AIM:
Reproduce each line from the records that holds "PastWeek".

RECORDS FOR THE EXERCISE:

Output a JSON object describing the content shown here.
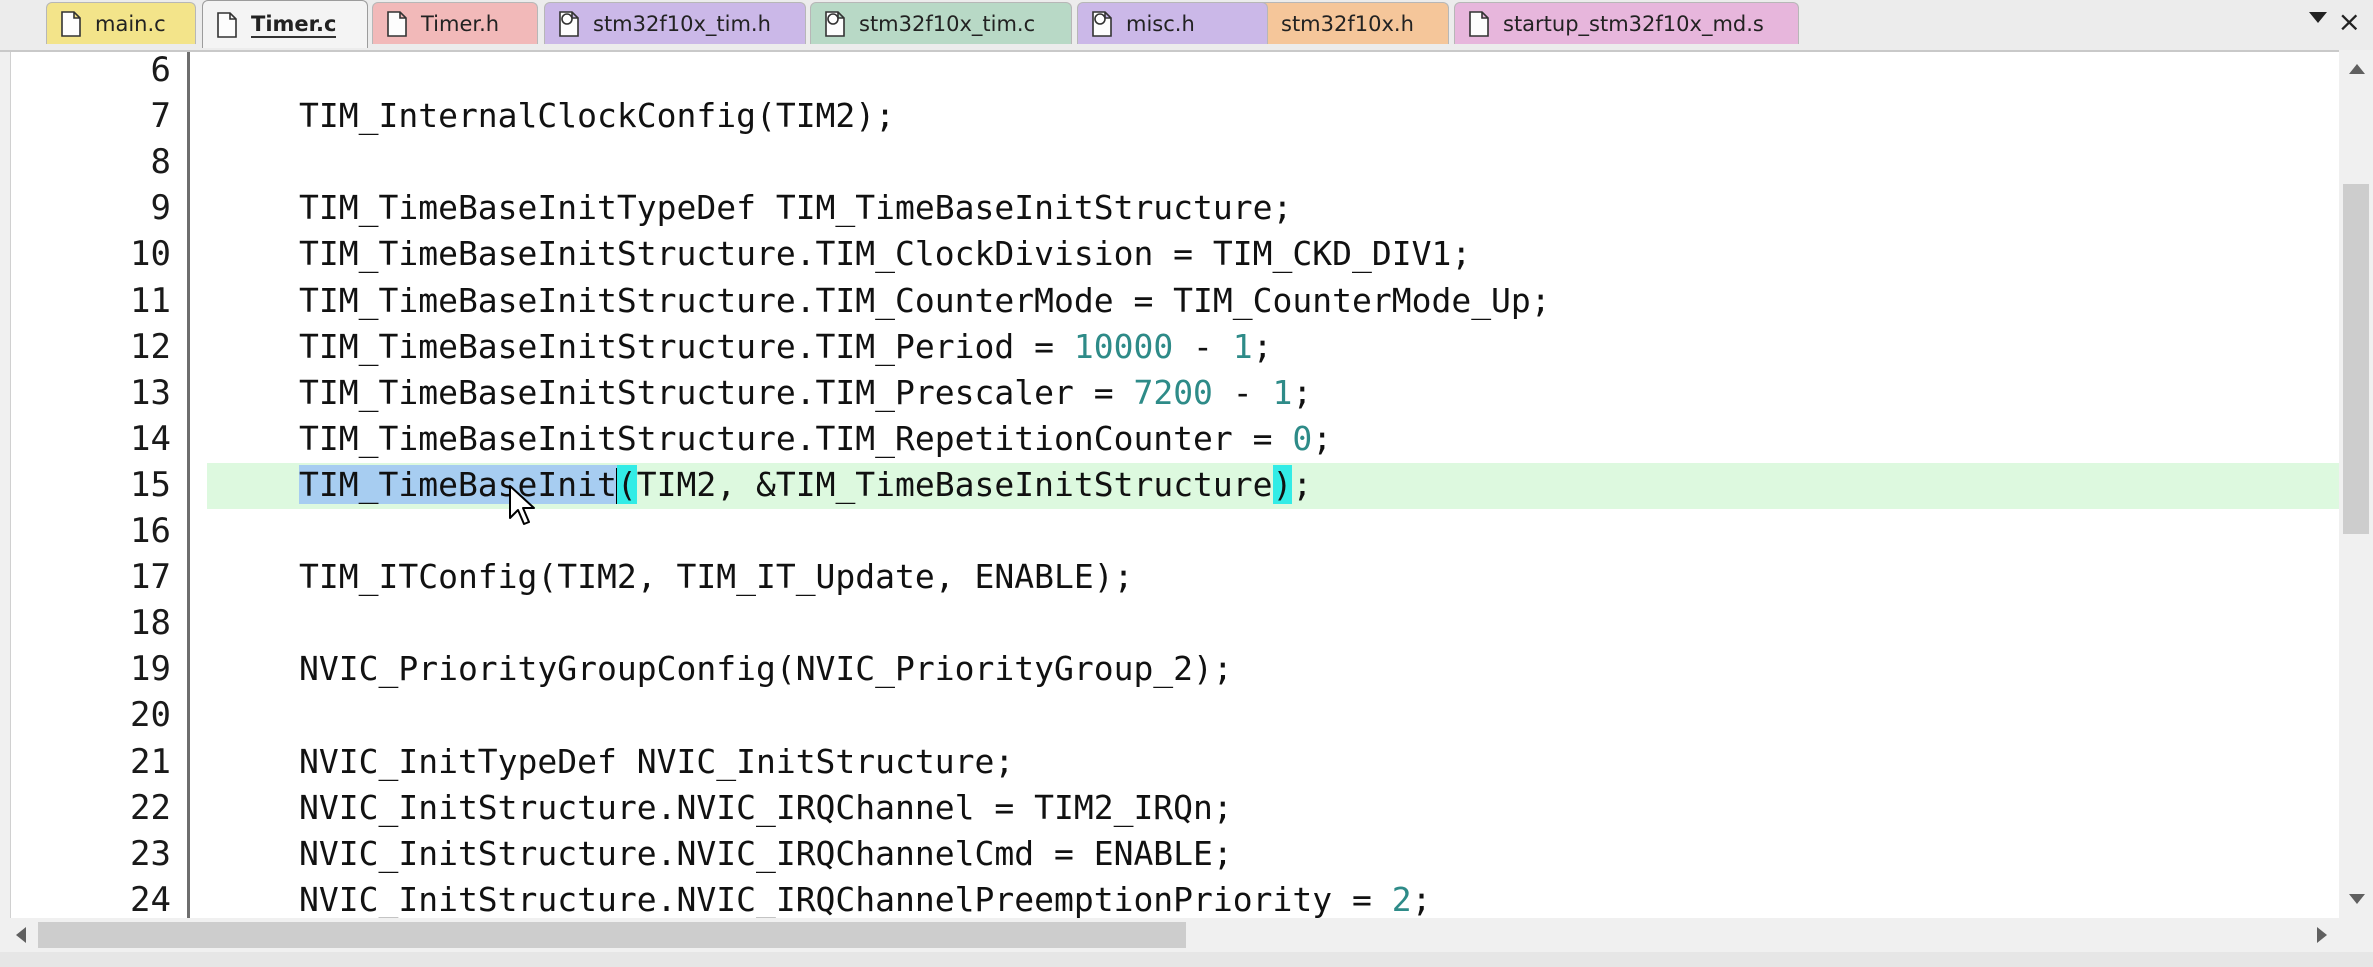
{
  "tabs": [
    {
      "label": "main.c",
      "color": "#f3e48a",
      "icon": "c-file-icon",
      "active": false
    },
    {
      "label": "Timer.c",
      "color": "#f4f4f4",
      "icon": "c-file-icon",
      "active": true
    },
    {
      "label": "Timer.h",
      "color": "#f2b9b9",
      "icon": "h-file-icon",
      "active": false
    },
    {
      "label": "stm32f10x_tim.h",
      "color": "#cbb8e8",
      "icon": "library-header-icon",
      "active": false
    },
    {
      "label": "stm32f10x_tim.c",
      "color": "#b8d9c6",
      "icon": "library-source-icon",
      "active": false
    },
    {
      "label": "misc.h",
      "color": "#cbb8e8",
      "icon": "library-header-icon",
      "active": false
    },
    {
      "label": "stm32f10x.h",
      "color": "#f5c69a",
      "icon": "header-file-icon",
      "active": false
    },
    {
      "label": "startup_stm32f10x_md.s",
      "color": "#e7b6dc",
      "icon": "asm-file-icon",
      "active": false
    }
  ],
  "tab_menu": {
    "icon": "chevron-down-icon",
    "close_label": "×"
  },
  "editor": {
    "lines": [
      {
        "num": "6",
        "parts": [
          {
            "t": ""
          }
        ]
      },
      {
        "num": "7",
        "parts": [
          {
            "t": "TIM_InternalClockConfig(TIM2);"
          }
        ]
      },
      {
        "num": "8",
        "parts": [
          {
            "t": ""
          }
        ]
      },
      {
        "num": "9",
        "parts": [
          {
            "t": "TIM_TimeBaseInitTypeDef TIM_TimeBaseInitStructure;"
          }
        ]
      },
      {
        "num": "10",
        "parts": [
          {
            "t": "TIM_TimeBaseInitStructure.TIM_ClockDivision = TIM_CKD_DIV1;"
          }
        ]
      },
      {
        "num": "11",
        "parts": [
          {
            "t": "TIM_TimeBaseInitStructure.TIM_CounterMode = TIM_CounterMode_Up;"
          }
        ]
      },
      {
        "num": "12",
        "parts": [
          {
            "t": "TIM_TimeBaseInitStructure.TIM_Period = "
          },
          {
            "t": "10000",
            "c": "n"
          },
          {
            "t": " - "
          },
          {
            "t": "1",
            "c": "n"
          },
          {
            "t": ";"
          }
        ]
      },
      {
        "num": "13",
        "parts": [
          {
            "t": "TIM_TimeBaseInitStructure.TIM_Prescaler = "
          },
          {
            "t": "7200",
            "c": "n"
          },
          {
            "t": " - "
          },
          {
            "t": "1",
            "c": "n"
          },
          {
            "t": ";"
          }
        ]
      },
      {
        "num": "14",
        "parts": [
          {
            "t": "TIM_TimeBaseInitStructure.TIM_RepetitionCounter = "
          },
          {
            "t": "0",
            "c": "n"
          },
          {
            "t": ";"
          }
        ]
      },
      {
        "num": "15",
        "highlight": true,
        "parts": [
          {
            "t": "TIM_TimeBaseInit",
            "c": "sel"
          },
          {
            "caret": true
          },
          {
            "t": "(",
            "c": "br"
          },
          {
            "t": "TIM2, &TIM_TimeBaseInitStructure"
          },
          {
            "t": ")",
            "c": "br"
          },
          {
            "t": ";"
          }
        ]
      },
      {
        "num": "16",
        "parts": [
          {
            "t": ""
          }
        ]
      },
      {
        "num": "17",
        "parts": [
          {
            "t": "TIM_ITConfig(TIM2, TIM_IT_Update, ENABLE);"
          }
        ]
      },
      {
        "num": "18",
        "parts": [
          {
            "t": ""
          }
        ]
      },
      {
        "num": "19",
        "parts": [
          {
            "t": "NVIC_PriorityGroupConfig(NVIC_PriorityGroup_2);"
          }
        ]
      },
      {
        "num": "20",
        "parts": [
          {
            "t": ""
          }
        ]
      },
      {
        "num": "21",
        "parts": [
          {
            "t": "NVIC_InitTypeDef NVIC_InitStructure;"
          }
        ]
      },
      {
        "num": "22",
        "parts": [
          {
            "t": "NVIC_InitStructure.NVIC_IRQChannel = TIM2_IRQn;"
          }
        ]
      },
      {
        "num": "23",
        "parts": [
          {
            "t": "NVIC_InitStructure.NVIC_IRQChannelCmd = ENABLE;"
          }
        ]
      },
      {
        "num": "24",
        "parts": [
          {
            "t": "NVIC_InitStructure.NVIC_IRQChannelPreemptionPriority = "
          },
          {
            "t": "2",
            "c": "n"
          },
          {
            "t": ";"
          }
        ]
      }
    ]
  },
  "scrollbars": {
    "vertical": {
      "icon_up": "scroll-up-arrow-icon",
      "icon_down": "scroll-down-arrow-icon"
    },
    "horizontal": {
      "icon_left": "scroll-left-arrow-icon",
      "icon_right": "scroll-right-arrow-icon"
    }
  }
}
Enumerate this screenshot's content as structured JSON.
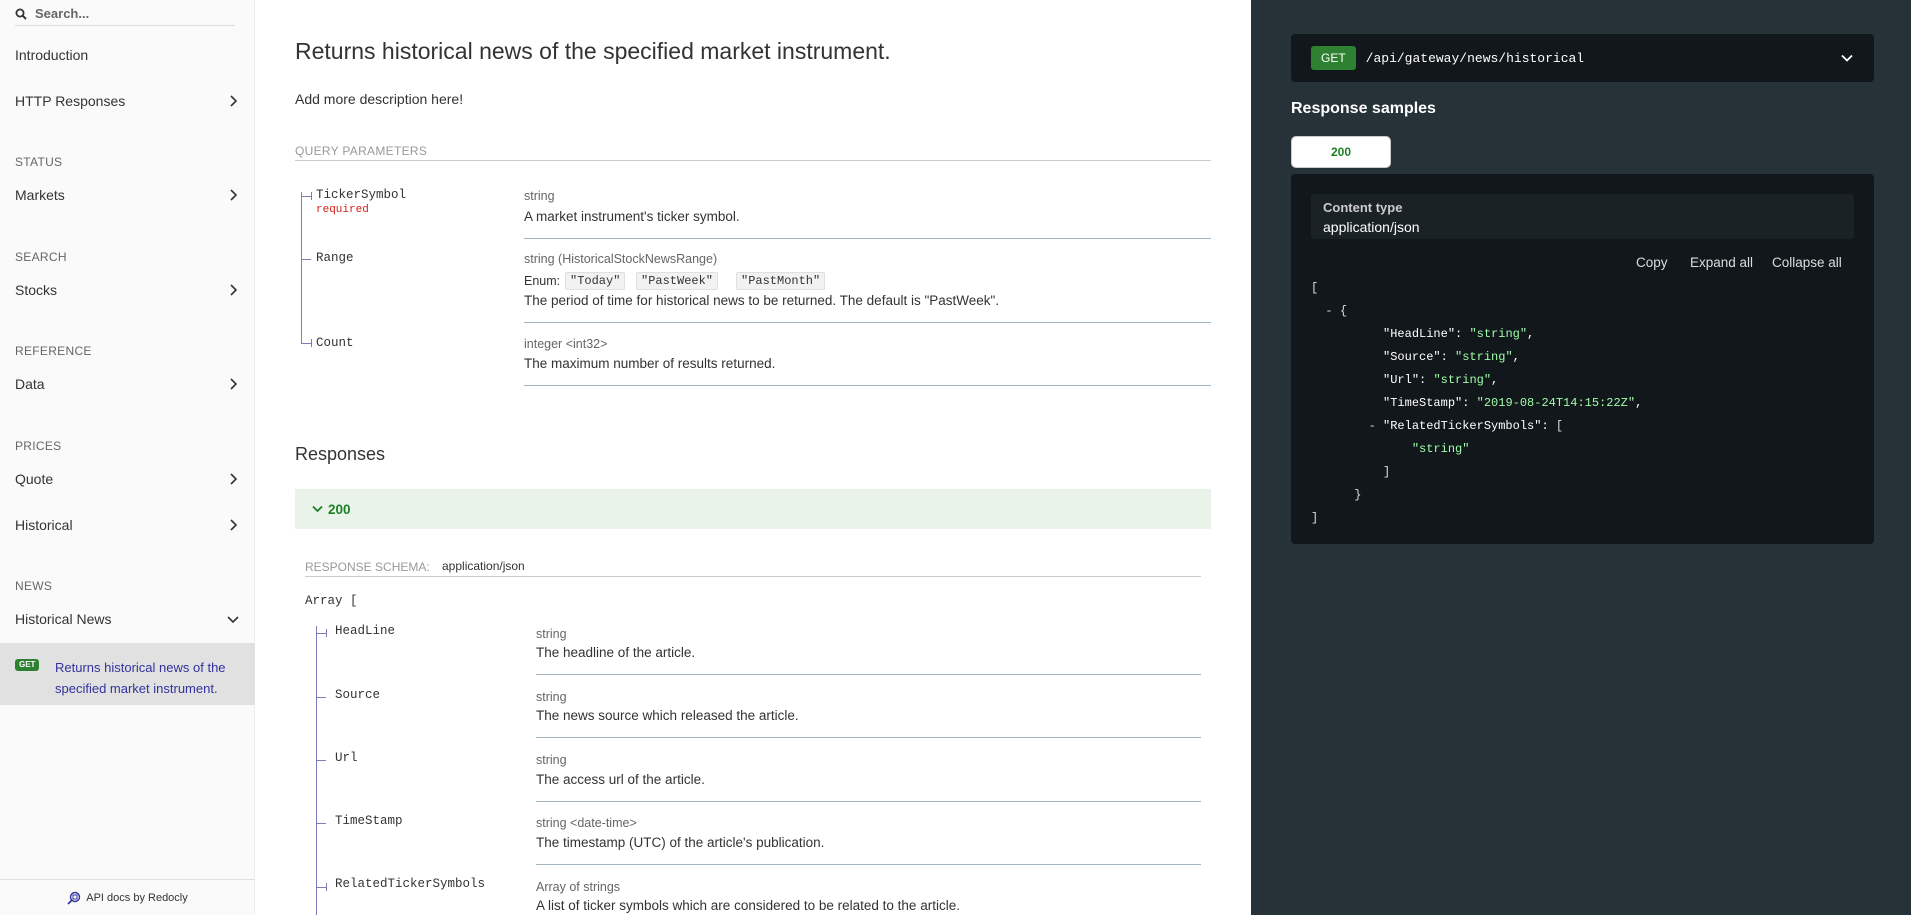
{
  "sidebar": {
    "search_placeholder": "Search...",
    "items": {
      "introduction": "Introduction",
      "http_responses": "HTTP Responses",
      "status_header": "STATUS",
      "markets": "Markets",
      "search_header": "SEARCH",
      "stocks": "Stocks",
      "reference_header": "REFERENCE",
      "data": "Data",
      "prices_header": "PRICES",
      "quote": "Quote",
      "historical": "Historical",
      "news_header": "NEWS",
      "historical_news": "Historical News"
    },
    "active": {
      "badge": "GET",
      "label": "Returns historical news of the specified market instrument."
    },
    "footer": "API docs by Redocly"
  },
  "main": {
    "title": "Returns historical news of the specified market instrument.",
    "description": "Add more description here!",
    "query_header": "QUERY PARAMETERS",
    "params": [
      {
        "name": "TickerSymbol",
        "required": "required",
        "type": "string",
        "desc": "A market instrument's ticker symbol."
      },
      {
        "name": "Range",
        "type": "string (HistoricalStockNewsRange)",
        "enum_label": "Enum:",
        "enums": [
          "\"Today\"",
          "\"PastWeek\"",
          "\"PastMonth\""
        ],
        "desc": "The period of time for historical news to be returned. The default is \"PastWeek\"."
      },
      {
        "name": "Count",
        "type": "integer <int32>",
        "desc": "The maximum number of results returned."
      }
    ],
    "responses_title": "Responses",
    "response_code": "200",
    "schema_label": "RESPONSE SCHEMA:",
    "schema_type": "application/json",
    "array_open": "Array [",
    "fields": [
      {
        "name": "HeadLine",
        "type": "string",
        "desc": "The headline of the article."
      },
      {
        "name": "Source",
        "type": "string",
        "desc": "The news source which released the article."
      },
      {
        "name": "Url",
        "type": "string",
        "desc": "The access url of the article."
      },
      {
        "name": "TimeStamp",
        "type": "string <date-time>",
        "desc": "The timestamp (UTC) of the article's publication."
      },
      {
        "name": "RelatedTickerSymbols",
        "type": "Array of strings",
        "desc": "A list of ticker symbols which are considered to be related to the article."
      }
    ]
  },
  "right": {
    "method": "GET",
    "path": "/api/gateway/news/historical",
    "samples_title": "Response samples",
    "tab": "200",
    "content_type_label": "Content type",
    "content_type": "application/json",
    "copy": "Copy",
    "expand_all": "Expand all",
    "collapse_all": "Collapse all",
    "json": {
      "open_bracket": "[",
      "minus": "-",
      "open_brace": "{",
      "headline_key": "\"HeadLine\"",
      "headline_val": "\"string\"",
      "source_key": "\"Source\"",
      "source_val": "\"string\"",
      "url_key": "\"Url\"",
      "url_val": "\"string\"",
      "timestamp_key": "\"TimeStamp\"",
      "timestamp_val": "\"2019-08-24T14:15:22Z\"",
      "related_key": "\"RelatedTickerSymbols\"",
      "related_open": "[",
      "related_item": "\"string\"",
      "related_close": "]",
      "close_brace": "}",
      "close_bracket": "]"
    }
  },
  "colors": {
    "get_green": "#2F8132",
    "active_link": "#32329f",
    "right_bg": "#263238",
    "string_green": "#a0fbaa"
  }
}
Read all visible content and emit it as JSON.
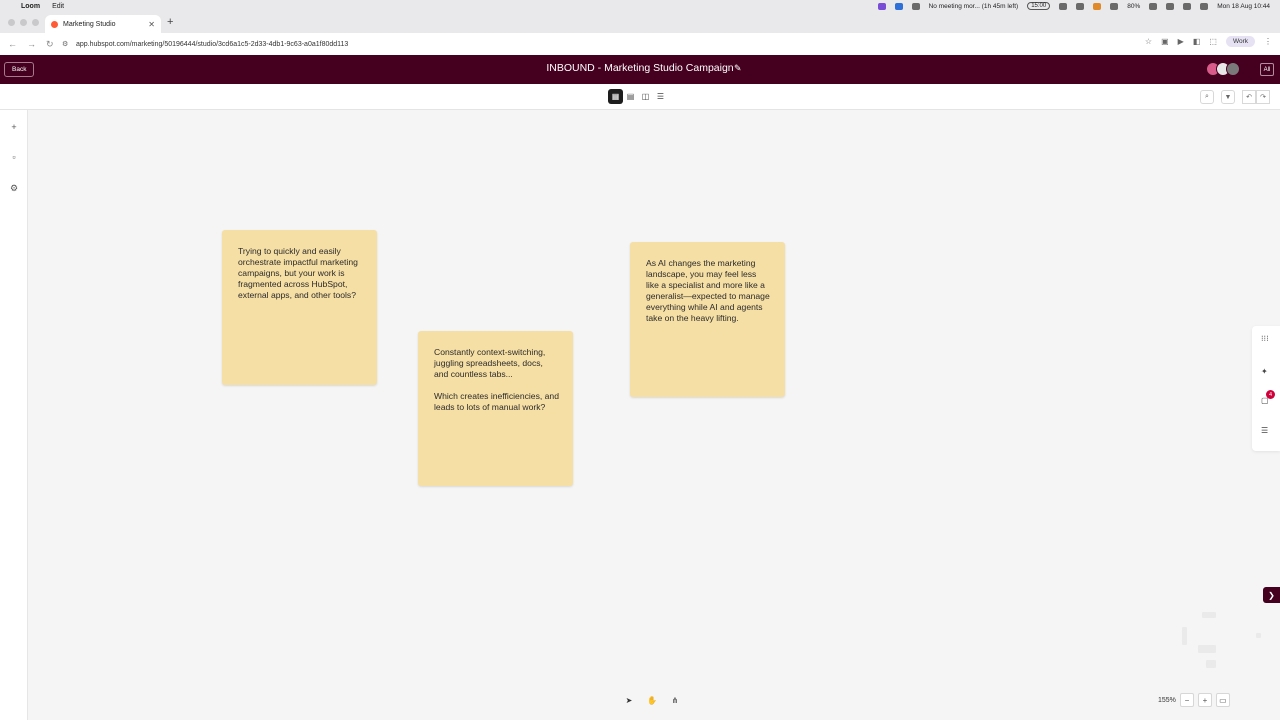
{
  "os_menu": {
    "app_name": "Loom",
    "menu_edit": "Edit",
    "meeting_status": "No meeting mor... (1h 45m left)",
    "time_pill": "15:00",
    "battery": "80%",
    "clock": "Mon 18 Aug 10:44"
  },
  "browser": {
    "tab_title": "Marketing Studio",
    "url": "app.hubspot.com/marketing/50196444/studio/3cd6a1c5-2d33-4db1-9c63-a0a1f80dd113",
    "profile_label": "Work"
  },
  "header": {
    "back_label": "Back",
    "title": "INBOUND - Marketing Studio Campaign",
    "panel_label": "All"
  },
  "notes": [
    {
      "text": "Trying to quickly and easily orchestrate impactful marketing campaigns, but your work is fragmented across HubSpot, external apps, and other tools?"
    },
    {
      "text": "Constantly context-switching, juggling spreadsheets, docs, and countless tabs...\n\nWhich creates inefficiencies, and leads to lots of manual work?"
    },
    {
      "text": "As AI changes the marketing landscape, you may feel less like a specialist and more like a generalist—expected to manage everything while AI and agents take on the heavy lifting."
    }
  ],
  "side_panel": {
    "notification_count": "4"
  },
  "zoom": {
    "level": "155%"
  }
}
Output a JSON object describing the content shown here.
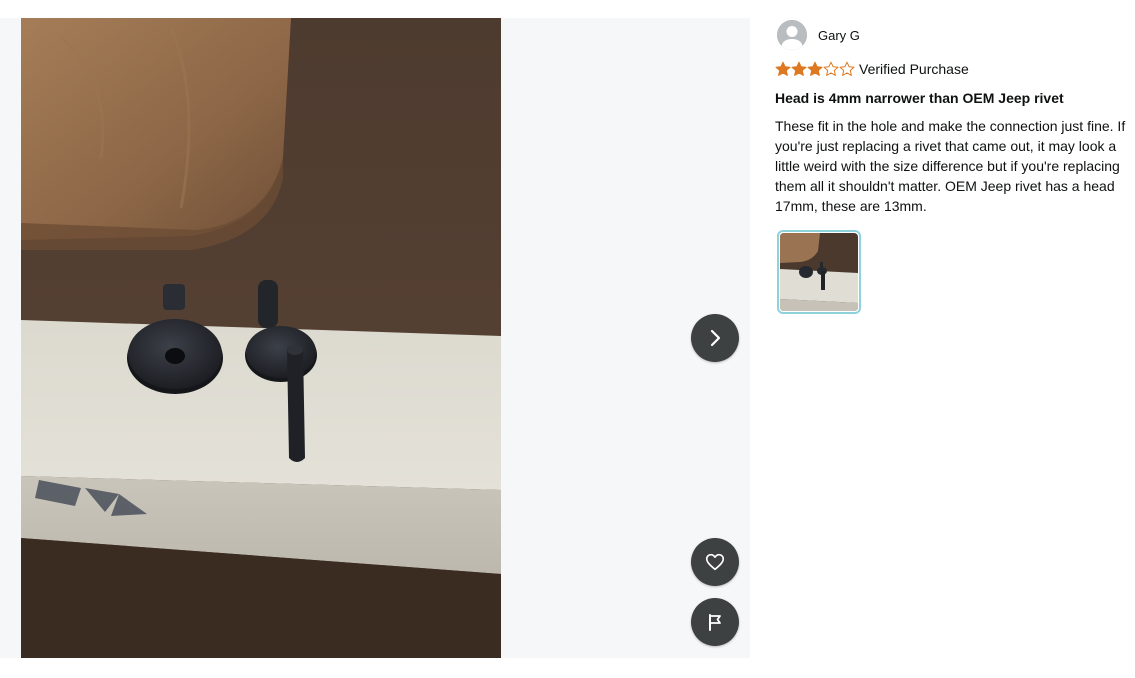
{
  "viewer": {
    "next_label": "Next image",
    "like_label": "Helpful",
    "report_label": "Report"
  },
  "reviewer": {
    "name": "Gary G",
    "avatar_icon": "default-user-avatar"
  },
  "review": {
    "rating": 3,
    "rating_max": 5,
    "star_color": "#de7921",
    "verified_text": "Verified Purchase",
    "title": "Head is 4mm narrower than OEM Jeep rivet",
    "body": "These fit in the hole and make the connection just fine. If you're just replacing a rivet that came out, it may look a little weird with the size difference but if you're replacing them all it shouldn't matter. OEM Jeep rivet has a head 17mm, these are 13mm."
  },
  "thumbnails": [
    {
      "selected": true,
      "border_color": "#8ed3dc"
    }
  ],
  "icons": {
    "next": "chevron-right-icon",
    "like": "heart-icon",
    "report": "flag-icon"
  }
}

OUTPUT BELOW:
          "\"PastWeek\"",
        "desc": "The period of time for historical news to be returned. The default is \"PastWeek\"."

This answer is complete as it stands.